| Stated exercise |
Leaving out the pictures, retype all the material exactly.

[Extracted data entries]
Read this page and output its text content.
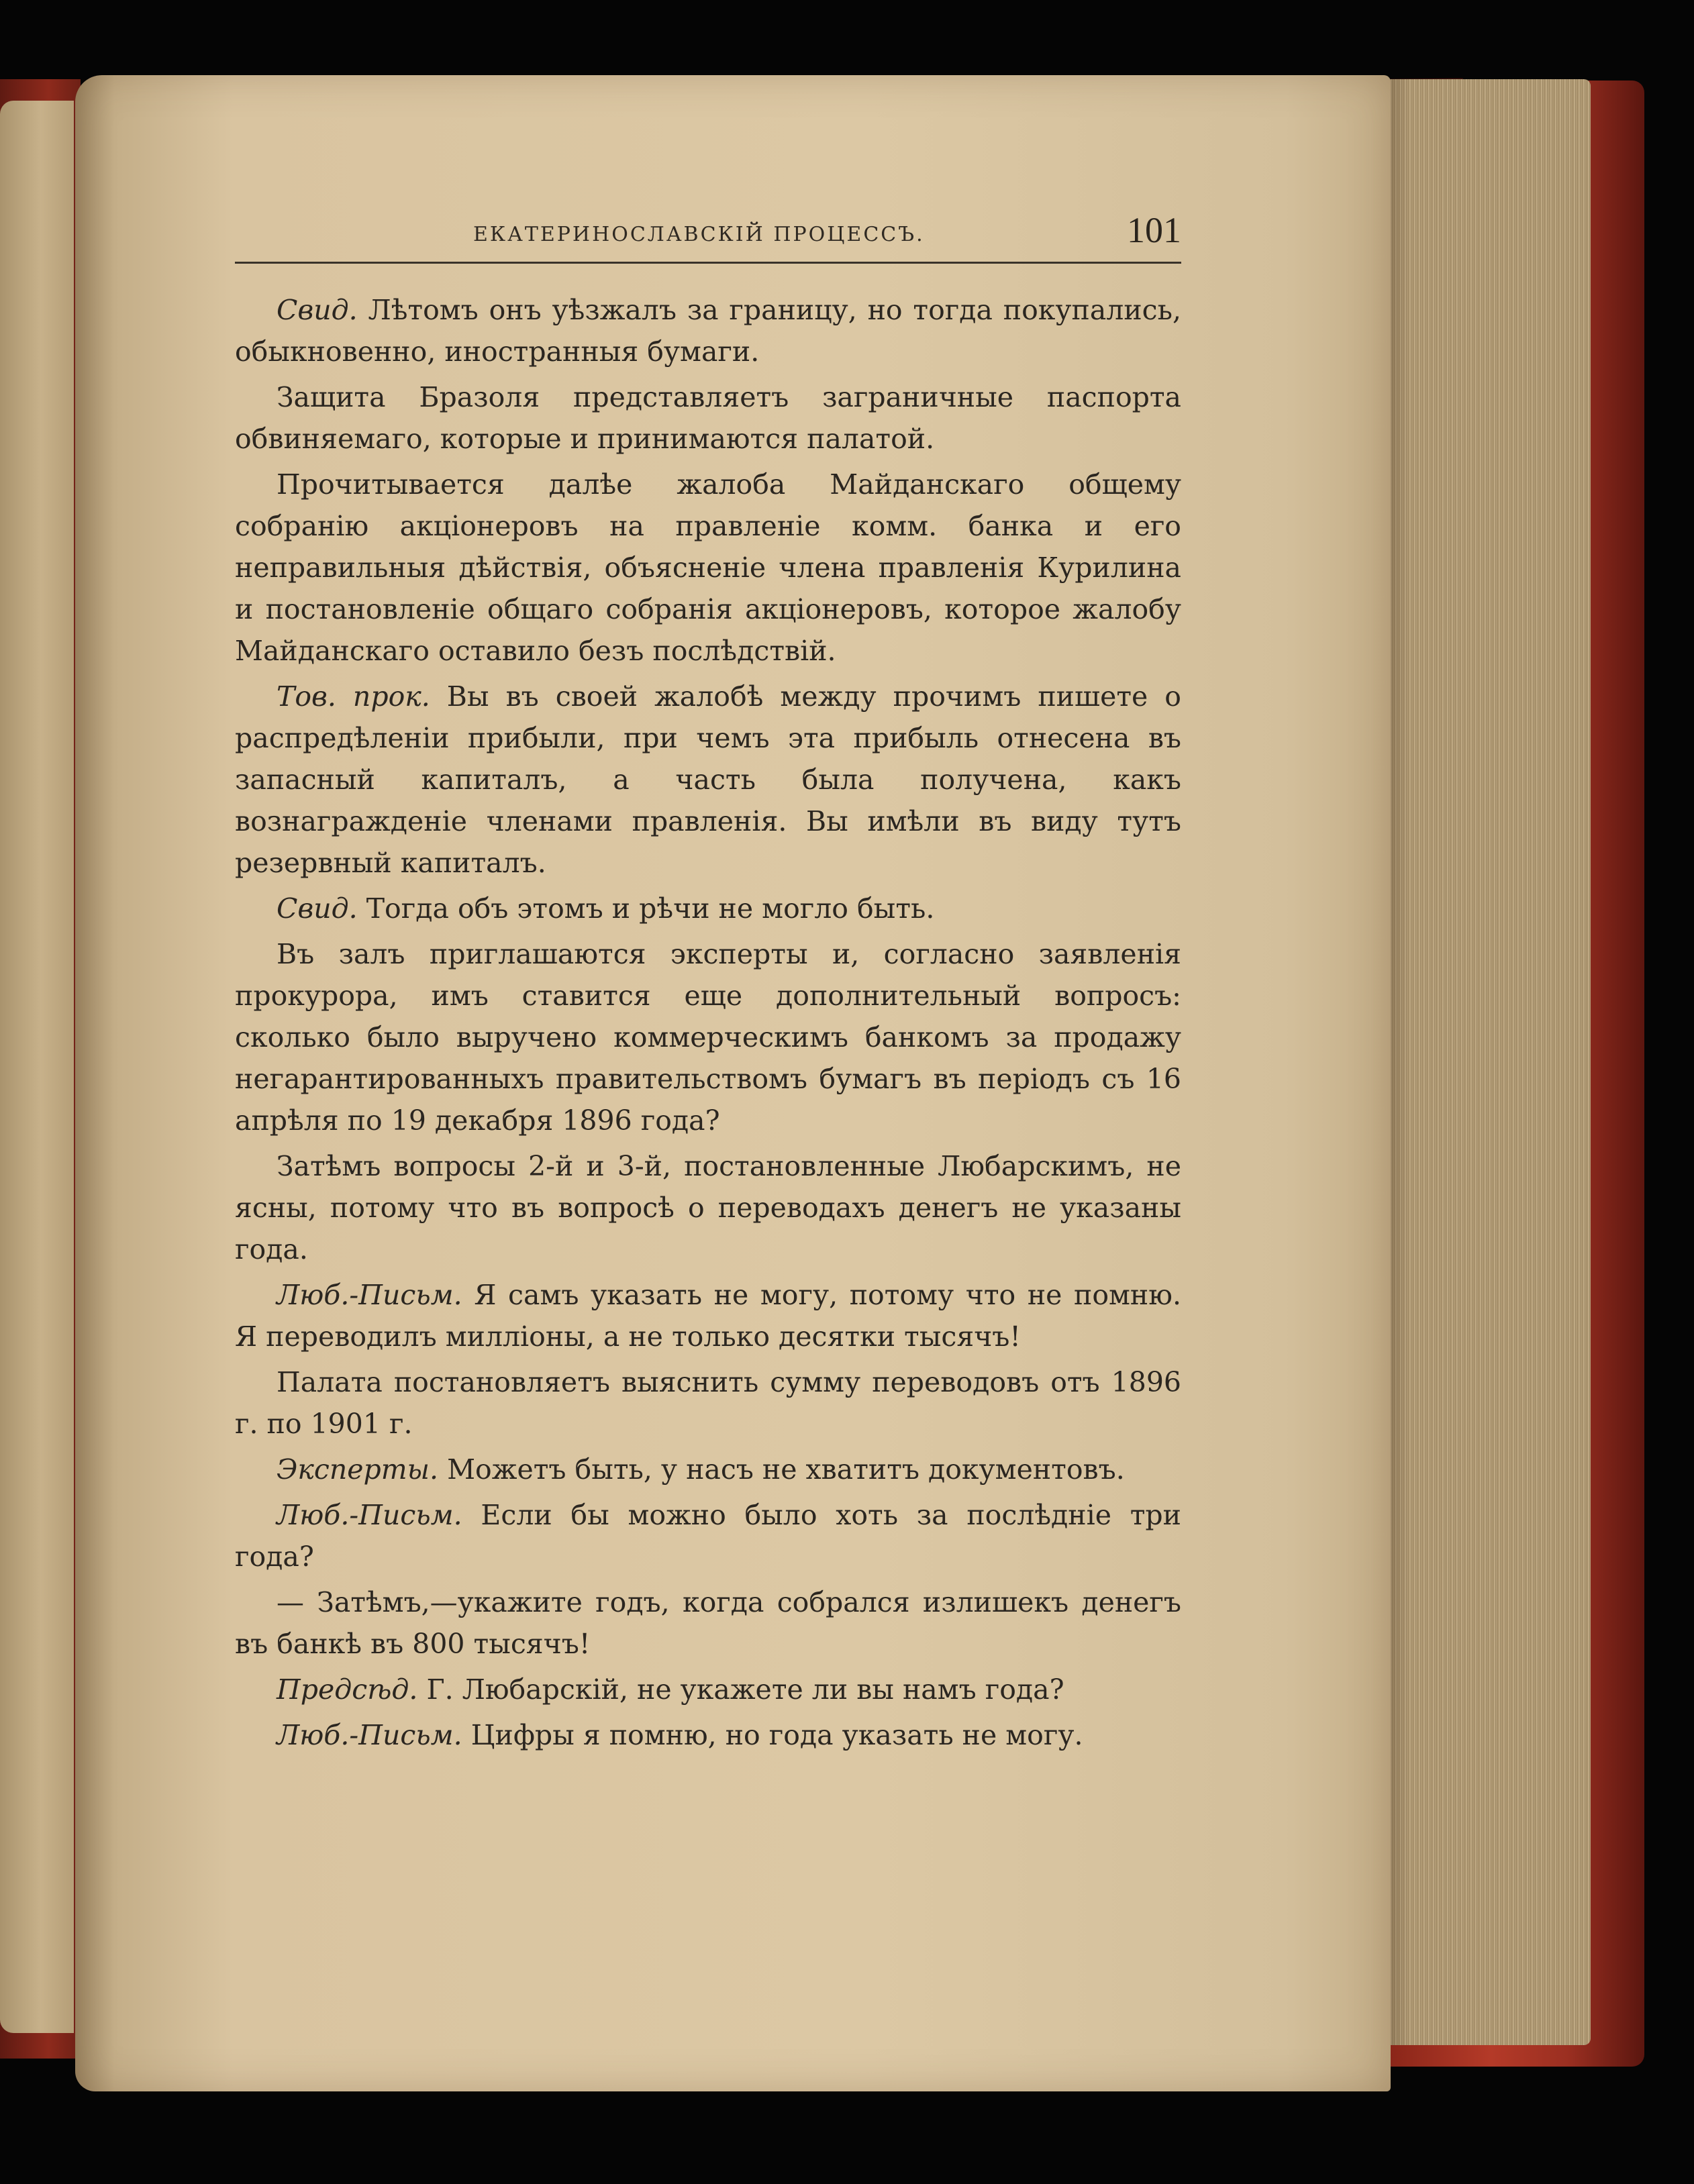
ЕКАТЕРИНОСЛАВСКІЙ ПРОЦЕССЪ.	101

Свид. Лѣтомъ онъ уѣзжалъ за границу, но тогда покупались, обыкновенно, иностранныя бумаги.

Защита Бразоля представляетъ заграничные паспорта обвиняемаго, которые и принимаются палатой.

Прочитывается далѣе жалоба Майданскаго общему собранію акціонеровъ на правленіе комм. банка и его неправильныя дѣйствія, объясненіе члена правленія Курилина и постановленіе общаго собранія акціонеровъ, которое жалобу Майданскаго оставило безъ послѣдствій.

Тов. прок. Вы въ своей жалобѣ между прочимъ пишете о распредѣленіи прибыли, при чемъ эта прибыль отнесена въ запасный капиталъ, а часть была получена, какъ вознагражденіе членами правленія. Вы имѣли въ виду тутъ резервный капиталъ.

Свид. Тогда объ этомъ и рѣчи не могло быть.

Въ залъ приглашаются эксперты и, согласно заявленія прокурора, имъ ставится еще дополнительный вопросъ: сколько было выручено коммерческимъ банкомъ за продажу негарантированныхъ правительствомъ бумагъ въ періодъ съ 16 апрѣля по 19 декабря 1896 года?

Затѣмъ вопросы 2-й и 3-й, постановленные Любарскимъ, не ясны, потому что въ вопросѣ о переводахъ денегъ не указаны года.

Люб.-Письм. Я самъ указать не могу, потому что не помню. Я переводилъ милліоны, а не только десятки тысячъ!

Палата постановляетъ выяснить сумму переводовъ отъ 1896 г. по 1901 г.

Эксперты. Можетъ быть, у насъ не хватитъ документовъ.

Люб.-Письм. Если бы можно было хоть за послѣдніе три года?

— Затѣмъ,—укажите годъ, когда собрался излишекъ денегъ въ банкѣ въ 800 тысячъ!

Предсѣд. Г. Любарскій, не укажете ли вы намъ года?

Люб.-Письм. Цифры я помню, но года указать не могу.
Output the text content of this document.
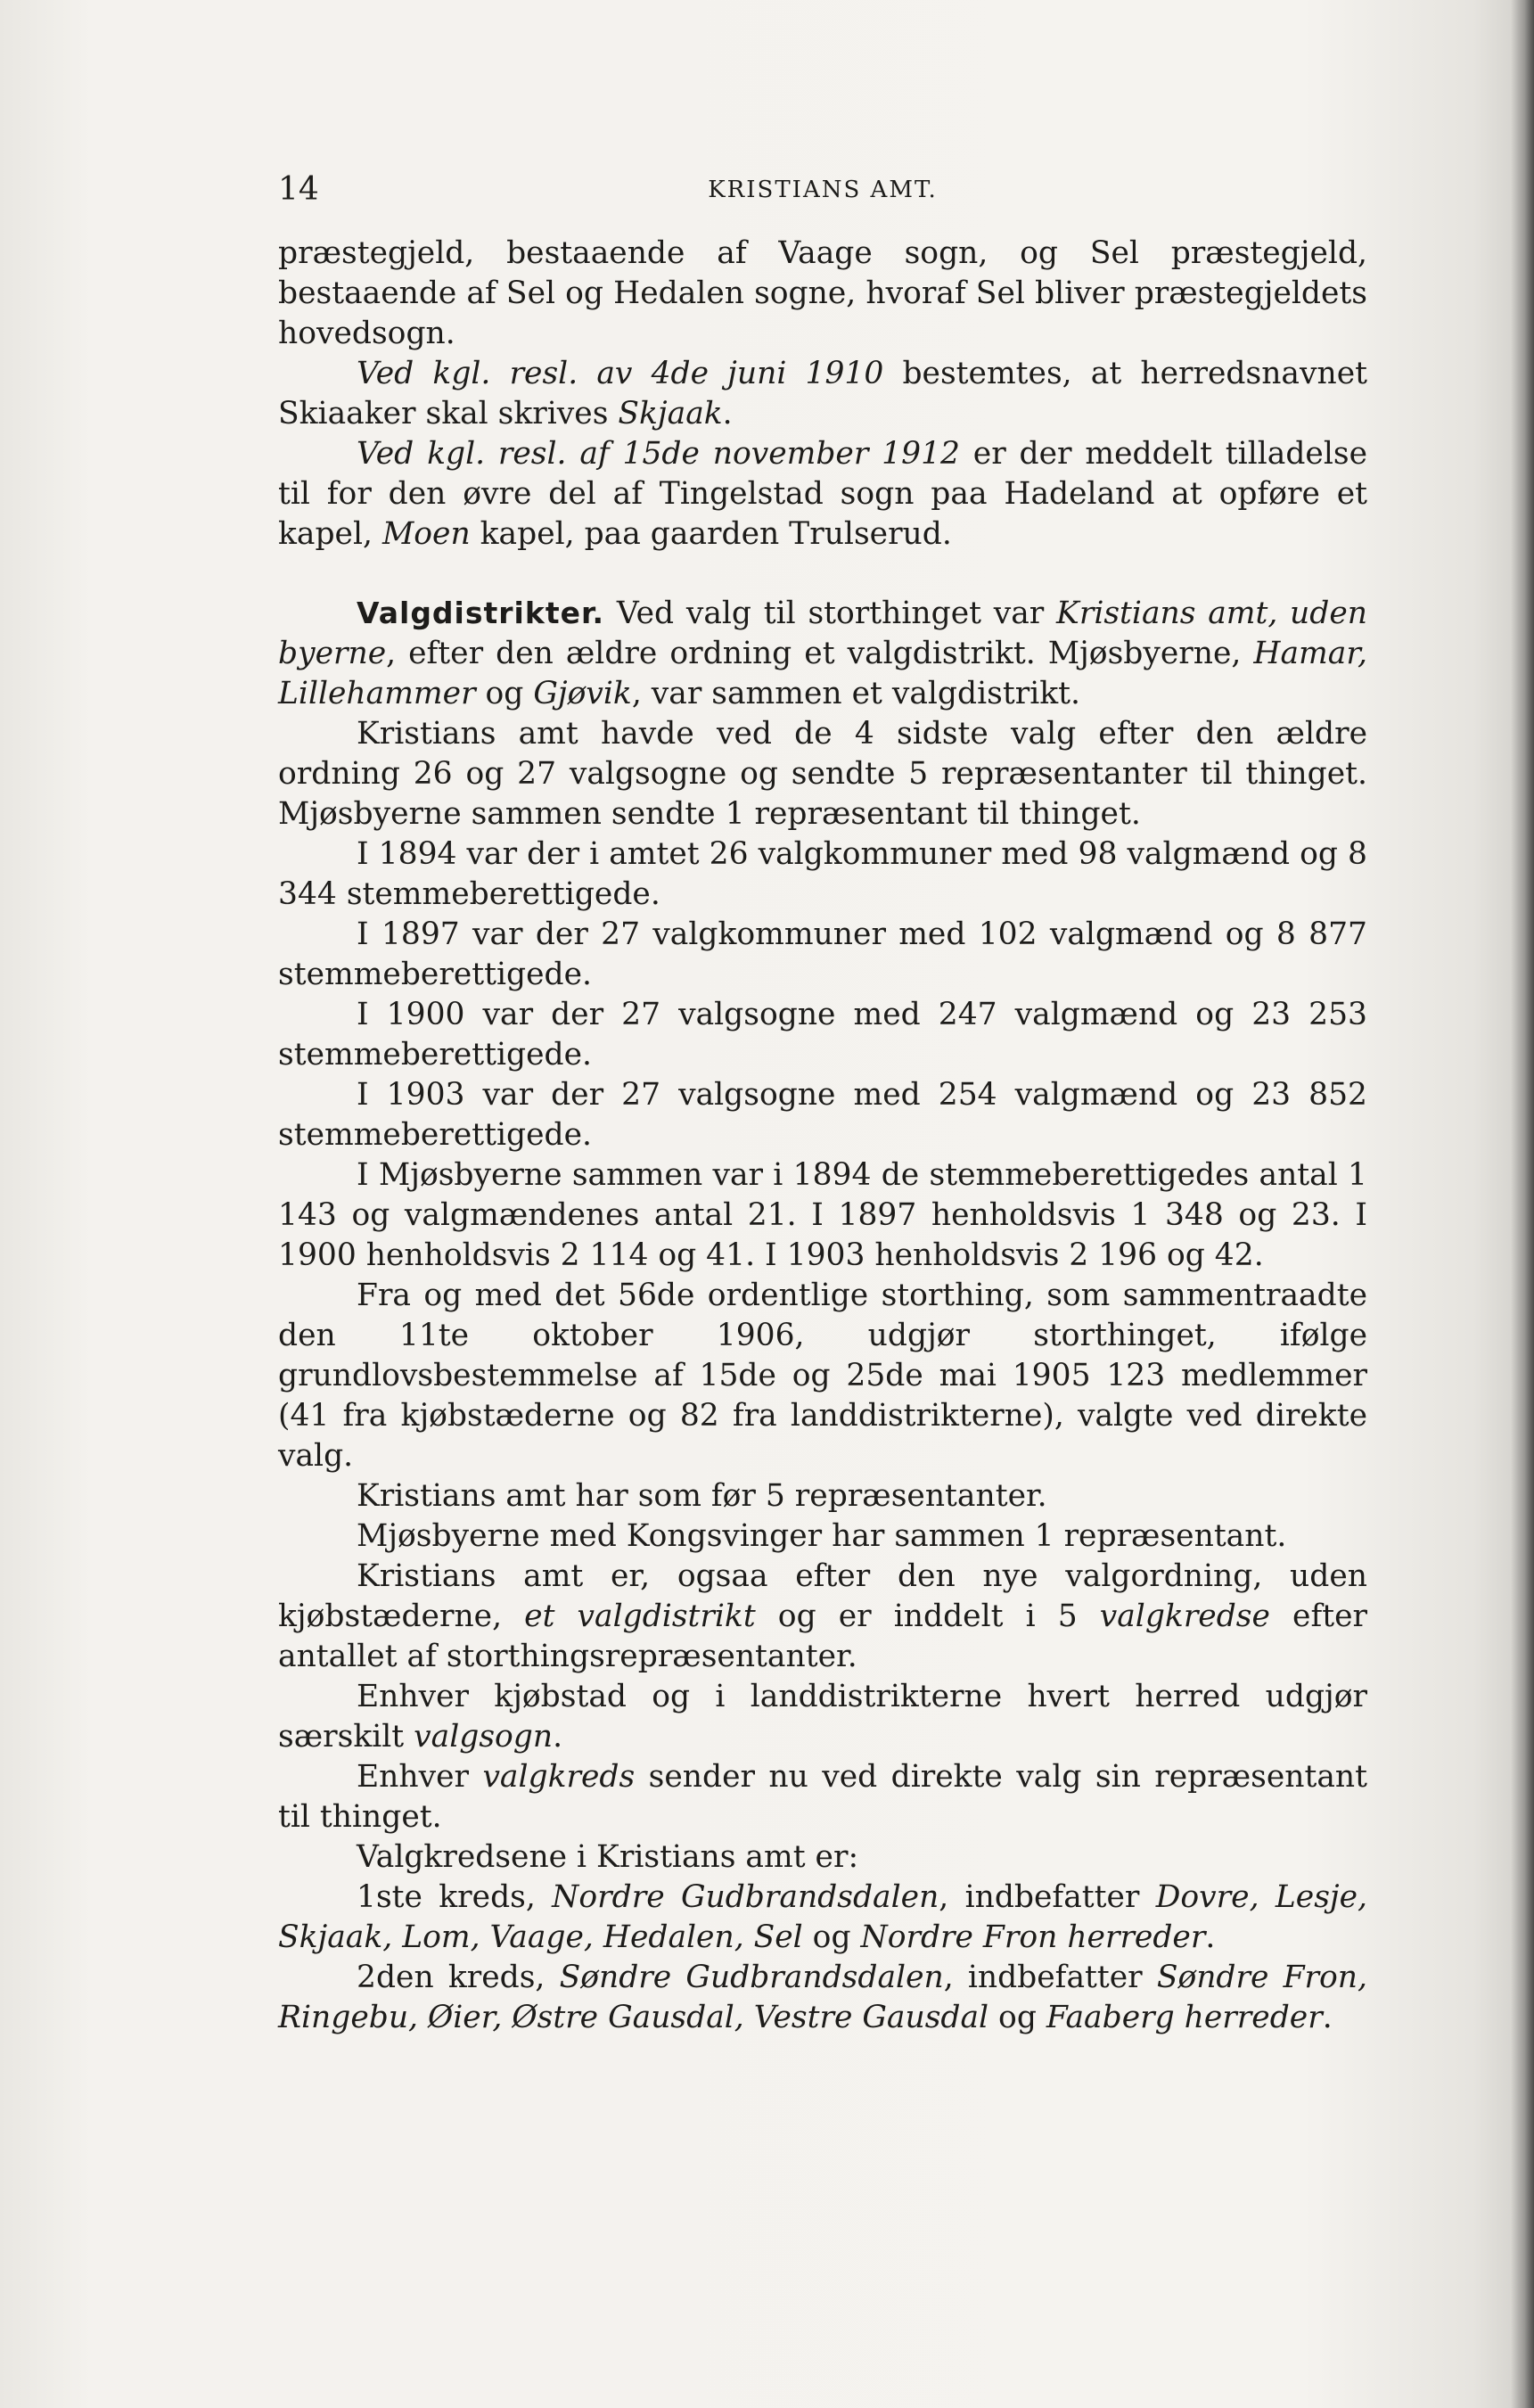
14	KRISTIANS AMT.

præstegjeld, bestaaende af Vaage sogn, og Sel præstegjeld, bestaaende af Sel og Hedalen sogne, hvoraf Sel bliver præstegjeldets hovedsogn.

Ved kgl. resl. av 4de juni 1910 bestemtes, at herredsnavnet Skiaaker skal skrives Skjaak.

Ved kgl. resl. af 15de november 1912 er der meddelt tilladelse til for den øvre del af Tingelstad sogn paa Hadeland at opføre et kapel, Moen kapel, paa gaarden Trulserud.

Valgdistrikter. Ved valg til storthinget var Kristians amt, uden byerne, efter den ældre ordning et valgdistrikt. Mjøsbyerne, Hamar, Lillehammer og Gjøvik, var sammen et valgdistrikt.

Kristians amt havde ved de 4 sidste valg efter den ældre ordning 26 og 27 valgsogne og sendte 5 repræsentanter til thinget. Mjøsbyerne sammen sendte 1 repræsentant til thinget.

I 1894 var der i amtet 26 valgkommuner med 98 valgmænd og 8 344 stemmeberettigede.

I 1897 var der 27 valgkommuner med 102 valgmænd og 8 877 stemmeberettigede.

I 1900 var der 27 valgsogne med 247 valgmænd og 23 253 stemmeberettigede.

I 1903 var der 27 valgsogne med 254 valgmænd og 23 852 stemmeberettigede.

I Mjøsbyerne sammen var i 1894 de stemmeberettigedes antal 1 143 og valgmændenes antal 21. I 1897 henholdsvis 1 348 og 23. I 1900 henholdsvis 2 114 og 41. I 1903 henholdsvis 2 196 og 42.

Fra og med det 56de ordentlige storthing, som sammentraadte den 11te oktober 1906, udgjør storthinget, ifølge grundlovsbestemmelse af 15de og 25de mai 1905 123 medlemmer (41 fra kjøbstæderne og 82 fra landdistrikterne), valgte ved direkte valg.

Kristians amt har som før 5 repræsentanter.

Mjøsbyerne med Kongsvinger har sammen 1 repræsentant.

Kristians amt er, ogsaa efter den nye valgordning, uden kjøbstæderne, et valgdistrikt og er inddelt i 5 valgkredse efter antallet af storthingsrepræsentanter.

Enhver kjøbstad og i landdistrikterne hvert herred udgjør særskilt valgsogn.

Enhver valgkreds sender nu ved direkte valg sin repræsentant til thinget.

Valgkredsene i Kristians amt er:

1ste kreds, Nordre Gudbrandsdalen, indbefatter Dovre, Lesje, Skjaak, Lom, Vaage, Hedalen, Sel og Nordre Fron herreder.

2den kreds, Søndre Gudbrandsdalen, indbefatter Søndre Fron, Ringebu, Øier, Østre Gausdal, Vestre Gausdal og Faaberg herreder.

| Answer to this exercise |
Read this page and output its text content.
ЕКАТЕРИНОСЛАВСКІЙ ПРОЦЕССЪ.	101

Свид. Лѣтомъ онъ уѣзжалъ за границу, но тогда покупались, обыкновенно, иностранныя бумаги.

Защита Бразоля представляетъ заграничные паспорта обвиняемаго, которые и принимаются палатой.

Прочитывается далѣе жалоба Майданскаго общему собранію акціонеровъ на правленіе комм. банка и его неправильныя дѣйствія, объясненіе члена правленія Курилина и постановленіе общаго собранія акціонеровъ, которое жалобу Майданскаго оставило безъ послѣдствій.

Тов. прок. Вы въ своей жалобѣ между прочимъ пишете о распредѣленіи прибыли, при чемъ эта прибыль отнесена въ запасный капиталъ, а часть была получена, какъ вознагражденіе членами правленія. Вы имѣли въ виду тутъ резервный капиталъ.

Свид. Тогда объ этомъ и рѣчи не могло быть.

Въ залъ приглашаются эксперты и, согласно заявленія прокурора, имъ ставится еще дополнительный вопросъ: сколько было выручено коммерческимъ банкомъ за продажу негарантированныхъ правительствомъ бумагъ въ періодъ съ 16 апрѣля по 19 декабря 1896 года?

Затѣмъ вопросы 2-й и 3-й, постановленные Любарскимъ, не ясны, потому что въ вопросѣ о переводахъ денегъ не указаны года.

Люб.-Письм. Я самъ указать не могу, потому что не помню. Я переводилъ милліоны, а не только десятки тысячъ!

Палата постановляетъ выяснить сумму переводовъ отъ 1896 г. по 1901 г.

Эксперты. Можетъ быть, у насъ не хватитъ документовъ.

Люб.-Письм. Если бы можно было хоть за послѣдніе три года?

— Затѣмъ,—укажите годъ, когда собрался излишекъ денегъ въ банкѣ въ 800 тысячъ!

Предсѣд. Г. Любарскій, не укажете ли вы намъ года?

Люб.-Письм. Цифры я помню, но года указать не могу.
Output the text content of this document.
14	KRISTIANS AMT.

præstegjeld, bestaaende af Vaage sogn, og Sel præstegjeld, bestaaende af Sel og Hedalen sogne, hvoraf Sel bliver præstegjeldets hovedsogn.

Ved kgl. resl. av 4de juni 1910 bestemtes, at herredsnavnet Skiaaker skal skrives Skjaak.

Ved kgl. resl. af 15de november 1912 er der meddelt tilladelse til for den øvre del af Tingelstad sogn paa Hadeland at opføre et kapel, Moen kapel, paa gaarden Trulserud.

Valgdistrikter. Ved valg til storthinget var Kristians amt, uden byerne, efter den ældre ordning et valgdistrikt. Mjøsbyerne, Hamar, Lillehammer og Gjøvik, var sammen et valgdistrikt.

Kristians amt havde ved de 4 sidste valg efter den ældre ordning 26 og 27 valgsogne og sendte 5 repræsentanter til thinget. Mjøsbyerne sammen sendte 1 repræsentant til thinget.

I 1894 var der i amtet 26 valgkommuner med 98 valgmænd og 8 344 stemmeberettigede.

I 1897 var der 27 valgkommuner med 102 valgmænd og 8 877 stemmeberettigede.

I 1900 var der 27 valgsogne med 247 valgmænd og 23 253 stemmeberettigede.

I 1903 var der 27 valgsogne med 254 valgmænd og 23 852 stemmeberettigede.

I Mjøsbyerne sammen var i 1894 de stemmeberettigedes antal 1 143 og valgmændenes antal 21. I 1897 henholdsvis 1 348 og 23. I 1900 henholdsvis 2 114 og 41. I 1903 henholdsvis 2 196 og 42.

Fra og med det 56de ordentlige storthing, som sammentraadte den 11te oktober 1906, udgjør storthinget, ifølge grundlovsbestemmelse af 15de og 25de mai 1905 123 medlemmer (41 fra kjøbstæderne og 82 fra landdistrikterne), valgte ved direkte valg.

Kristians amt har som før 5 repræsentanter.

Mjøsbyerne med Kongsvinger har sammen 1 repræsentant.

Kristians amt er, ogsaa efter den nye valgordning, uden kjøbstæderne, et valgdistrikt og er inddelt i 5 valgkredse efter antallet af storthingsrepræsentanter.

Enhver kjøbstad og i landdistrikterne hvert herred udgjør særskilt valgsogn.

Enhver valgkreds sender nu ved direkte valg sin repræsentant til thinget.

Valgkredsene i Kristians amt er:

1ste kreds, Nordre Gudbrandsdalen, indbefatter Dovre, Lesje, Skjaak, Lom, Vaage, Hedalen, Sel og Nordre Fron herreder.

2den kreds, Søndre Gudbrandsdalen, indbefatter Søndre Fron, Ringebu, Øier, Østre Gausdal, Vestre Gausdal og Faaberg herreder.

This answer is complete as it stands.